Instruction – All material below is to be reproduced exactly.

===== Dataset records =====

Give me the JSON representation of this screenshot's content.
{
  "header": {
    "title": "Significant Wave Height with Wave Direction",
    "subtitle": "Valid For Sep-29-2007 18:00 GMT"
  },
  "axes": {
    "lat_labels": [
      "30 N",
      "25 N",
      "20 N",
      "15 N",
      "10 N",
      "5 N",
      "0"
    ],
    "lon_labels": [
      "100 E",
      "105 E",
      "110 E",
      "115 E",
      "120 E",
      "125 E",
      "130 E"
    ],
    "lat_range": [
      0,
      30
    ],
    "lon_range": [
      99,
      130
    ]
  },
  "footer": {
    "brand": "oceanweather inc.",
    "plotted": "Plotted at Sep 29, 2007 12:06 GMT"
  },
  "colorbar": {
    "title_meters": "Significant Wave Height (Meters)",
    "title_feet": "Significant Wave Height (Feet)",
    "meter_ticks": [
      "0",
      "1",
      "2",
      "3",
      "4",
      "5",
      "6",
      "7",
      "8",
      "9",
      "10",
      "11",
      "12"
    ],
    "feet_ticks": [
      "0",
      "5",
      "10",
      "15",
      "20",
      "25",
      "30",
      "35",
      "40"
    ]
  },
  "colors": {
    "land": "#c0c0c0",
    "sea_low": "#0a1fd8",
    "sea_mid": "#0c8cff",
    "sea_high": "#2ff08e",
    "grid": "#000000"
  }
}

=====

Answer below –
Give me the JSON representation of this screenshot's content.
{
  "header": {
    "title": "Significant Wave Height with Wave Direction",
    "subtitle": "Valid For Sep-29-2007 18:00 GMT"
  },
  "axes": {
    "lat_labels": [
      "30 N",
      "25 N",
      "20 N",
      "15 N",
      "10 N",
      "5 N",
      "0"
    ],
    "lon_labels": [
      "100 E",
      "105 E",
      "110 E",
      "115 E",
      "120 E",
      "125 E",
      "130 E"
    ],
    "lat_range": [
      0,
      30
    ],
    "lon_range": [
      99,
      130
    ]
  },
  "footer": {
    "brand": "oceanweather inc.",
    "plotted": "Plotted at Sep 29, 2007 12:06 GMT"
  },
  "colorbar": {
    "title_meters": "Significant Wave Height (Meters)",
    "title_feet": "Significant Wave Height (Feet)",
    "meter_ticks": [
      "0",
      "1",
      "2",
      "3",
      "4",
      "5",
      "6",
      "7",
      "8",
      "9",
      "10",
      "11",
      "12"
    ],
    "feet_ticks": [
      "0",
      "5",
      "10",
      "15",
      "20",
      "25",
      "30",
      "35",
      "40"
    ]
  },
  "colors": {
    "land": "#c0c0c0",
    "sea_low": "#0a1fd8",
    "sea_mid": "#0c8cff",
    "sea_high": "#2ff08e",
    "grid": "#000000"
  }
}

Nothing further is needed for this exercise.